====== STORED RECORDS

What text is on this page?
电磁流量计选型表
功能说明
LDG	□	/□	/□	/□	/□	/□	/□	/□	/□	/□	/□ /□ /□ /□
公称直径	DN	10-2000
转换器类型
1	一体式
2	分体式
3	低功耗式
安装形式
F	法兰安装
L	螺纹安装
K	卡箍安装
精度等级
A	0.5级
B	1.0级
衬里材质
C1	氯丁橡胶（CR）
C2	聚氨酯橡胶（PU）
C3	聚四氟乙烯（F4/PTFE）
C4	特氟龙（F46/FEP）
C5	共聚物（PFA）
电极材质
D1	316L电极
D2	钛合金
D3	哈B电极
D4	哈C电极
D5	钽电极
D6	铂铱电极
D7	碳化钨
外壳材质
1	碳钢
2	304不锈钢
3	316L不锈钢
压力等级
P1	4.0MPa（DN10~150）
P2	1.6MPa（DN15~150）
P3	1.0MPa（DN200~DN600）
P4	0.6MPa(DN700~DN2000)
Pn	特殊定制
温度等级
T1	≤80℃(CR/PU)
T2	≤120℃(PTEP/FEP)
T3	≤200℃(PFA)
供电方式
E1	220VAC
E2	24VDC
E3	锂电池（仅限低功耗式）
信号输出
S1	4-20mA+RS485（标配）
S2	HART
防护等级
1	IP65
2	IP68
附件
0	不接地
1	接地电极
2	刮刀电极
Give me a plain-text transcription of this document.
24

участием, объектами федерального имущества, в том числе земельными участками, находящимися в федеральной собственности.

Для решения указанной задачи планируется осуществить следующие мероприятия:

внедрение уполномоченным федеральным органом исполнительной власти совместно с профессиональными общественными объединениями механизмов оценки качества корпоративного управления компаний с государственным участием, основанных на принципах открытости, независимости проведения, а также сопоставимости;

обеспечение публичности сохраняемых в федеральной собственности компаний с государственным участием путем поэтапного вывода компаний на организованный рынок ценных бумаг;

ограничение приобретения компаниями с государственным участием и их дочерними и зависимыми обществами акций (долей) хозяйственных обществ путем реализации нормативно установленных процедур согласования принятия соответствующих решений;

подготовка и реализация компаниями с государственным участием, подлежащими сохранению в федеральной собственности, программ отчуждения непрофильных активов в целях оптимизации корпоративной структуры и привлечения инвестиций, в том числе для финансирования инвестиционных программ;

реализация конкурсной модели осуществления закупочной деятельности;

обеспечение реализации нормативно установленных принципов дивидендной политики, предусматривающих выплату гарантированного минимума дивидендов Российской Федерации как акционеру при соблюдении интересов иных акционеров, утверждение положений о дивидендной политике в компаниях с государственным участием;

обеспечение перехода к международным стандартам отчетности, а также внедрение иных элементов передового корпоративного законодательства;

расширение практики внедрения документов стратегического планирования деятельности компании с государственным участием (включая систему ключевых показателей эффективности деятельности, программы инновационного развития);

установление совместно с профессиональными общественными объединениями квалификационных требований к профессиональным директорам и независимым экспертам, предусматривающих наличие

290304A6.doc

============

_WRITTEN INSTRUCTION_
Tally the lines of the listing that include "this". Reply with nothing but the count.

_REPLY_
2